Many parents are worried about ‘sleep training’ their baby, however it’s a valuable life skill to be able to sleep unaided. If your baby is not able to sleep by themselves it is better to tackle this as soon as possible.  The younger the baby the easier and the faster the process is – simply because they have had less time to develop bad habits. Sleep training in an older child can be much harder, even traumatic for all involved.

- _Provided information_
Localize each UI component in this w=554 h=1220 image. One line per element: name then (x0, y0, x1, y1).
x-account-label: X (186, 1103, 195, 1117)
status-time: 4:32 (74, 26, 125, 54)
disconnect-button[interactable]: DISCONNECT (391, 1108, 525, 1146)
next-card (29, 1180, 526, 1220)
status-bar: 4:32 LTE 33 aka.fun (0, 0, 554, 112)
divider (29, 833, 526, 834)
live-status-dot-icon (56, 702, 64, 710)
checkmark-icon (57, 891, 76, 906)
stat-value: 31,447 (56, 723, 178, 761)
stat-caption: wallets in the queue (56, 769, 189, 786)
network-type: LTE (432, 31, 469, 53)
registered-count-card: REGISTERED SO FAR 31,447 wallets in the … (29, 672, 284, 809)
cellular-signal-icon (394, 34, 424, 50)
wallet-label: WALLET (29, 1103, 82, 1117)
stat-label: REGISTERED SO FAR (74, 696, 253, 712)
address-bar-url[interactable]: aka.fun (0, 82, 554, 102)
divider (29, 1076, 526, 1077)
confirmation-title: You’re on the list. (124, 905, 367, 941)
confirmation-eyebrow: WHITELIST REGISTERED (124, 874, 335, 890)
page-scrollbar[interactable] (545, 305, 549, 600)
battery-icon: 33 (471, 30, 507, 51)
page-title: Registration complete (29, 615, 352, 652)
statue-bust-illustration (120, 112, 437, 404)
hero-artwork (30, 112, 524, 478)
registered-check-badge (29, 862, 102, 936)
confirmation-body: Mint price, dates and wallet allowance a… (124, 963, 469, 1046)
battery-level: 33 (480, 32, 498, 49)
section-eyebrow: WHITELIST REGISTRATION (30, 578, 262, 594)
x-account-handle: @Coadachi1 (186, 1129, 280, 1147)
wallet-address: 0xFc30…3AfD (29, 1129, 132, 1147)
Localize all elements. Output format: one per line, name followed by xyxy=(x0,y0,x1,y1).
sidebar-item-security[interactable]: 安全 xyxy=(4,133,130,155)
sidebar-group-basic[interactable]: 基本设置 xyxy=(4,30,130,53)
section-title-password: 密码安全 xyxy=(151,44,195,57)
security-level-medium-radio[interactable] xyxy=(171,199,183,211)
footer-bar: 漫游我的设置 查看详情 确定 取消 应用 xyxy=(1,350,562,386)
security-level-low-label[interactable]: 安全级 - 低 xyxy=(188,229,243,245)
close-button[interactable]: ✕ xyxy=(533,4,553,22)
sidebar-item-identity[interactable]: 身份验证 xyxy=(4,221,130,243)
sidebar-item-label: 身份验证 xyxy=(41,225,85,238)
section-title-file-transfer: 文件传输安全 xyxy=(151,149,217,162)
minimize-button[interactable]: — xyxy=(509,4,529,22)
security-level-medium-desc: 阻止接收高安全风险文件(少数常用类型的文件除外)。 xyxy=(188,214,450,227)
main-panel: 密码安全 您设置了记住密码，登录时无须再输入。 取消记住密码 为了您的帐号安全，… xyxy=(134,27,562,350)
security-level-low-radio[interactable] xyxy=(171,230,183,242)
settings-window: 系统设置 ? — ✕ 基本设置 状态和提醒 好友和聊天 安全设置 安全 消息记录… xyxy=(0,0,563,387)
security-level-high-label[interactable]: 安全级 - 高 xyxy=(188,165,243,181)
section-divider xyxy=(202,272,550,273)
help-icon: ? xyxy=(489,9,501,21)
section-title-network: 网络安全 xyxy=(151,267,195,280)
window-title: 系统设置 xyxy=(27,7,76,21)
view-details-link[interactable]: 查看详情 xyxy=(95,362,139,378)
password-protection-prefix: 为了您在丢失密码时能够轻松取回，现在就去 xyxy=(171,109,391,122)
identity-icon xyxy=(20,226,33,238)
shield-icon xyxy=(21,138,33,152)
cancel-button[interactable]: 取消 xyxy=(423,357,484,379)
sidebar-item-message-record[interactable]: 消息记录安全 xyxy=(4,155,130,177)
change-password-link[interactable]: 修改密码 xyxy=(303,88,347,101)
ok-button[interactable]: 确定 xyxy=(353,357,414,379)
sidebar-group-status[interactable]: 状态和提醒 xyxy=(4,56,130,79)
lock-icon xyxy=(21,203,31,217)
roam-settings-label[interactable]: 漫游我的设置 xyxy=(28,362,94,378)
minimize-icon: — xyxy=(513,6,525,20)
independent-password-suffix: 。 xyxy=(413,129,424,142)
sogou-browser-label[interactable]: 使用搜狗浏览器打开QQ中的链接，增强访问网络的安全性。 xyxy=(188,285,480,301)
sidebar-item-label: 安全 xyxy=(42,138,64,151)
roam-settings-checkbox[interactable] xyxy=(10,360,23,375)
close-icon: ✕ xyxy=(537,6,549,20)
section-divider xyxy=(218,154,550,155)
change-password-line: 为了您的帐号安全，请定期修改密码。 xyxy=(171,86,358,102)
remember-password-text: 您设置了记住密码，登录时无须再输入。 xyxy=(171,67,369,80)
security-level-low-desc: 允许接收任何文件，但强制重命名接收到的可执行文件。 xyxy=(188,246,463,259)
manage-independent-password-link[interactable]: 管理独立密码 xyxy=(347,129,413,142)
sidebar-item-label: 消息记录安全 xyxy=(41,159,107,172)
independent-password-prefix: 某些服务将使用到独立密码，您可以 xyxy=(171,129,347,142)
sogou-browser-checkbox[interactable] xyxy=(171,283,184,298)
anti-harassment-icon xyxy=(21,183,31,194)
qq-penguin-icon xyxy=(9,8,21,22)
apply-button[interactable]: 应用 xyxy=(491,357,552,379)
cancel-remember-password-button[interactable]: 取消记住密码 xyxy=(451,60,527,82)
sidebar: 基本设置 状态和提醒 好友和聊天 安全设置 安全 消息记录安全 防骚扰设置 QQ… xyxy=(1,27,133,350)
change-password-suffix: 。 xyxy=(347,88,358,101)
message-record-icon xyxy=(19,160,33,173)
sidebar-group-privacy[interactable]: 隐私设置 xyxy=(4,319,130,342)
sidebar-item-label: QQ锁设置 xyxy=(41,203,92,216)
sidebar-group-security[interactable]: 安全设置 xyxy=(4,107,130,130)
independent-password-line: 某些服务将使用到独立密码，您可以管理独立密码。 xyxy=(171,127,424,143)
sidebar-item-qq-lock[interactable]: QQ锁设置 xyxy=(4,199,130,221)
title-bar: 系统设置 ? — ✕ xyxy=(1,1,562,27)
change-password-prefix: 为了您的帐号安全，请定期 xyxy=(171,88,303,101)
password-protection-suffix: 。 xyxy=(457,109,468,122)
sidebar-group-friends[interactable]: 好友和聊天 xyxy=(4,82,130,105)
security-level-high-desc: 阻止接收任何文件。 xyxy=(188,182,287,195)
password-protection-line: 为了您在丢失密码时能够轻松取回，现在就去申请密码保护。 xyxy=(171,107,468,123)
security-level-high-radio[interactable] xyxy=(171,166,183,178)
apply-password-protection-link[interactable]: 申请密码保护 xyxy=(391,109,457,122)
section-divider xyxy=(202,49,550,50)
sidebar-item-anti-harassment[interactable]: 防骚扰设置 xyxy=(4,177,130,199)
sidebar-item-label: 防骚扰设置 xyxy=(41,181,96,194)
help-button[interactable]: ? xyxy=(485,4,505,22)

- _Work item_
Answer these questions from the sleep-training passage:
1. What are many parents worried about?
2. Why is the process easier and faster with a younger baby?
3. How does the passage describe sleep training in an older child?

- _Solution for this problem_
1. Sleep training their baby.
2. Because the baby has had less time to develop bad habits.
3. As much harder, even traumatic for all involved.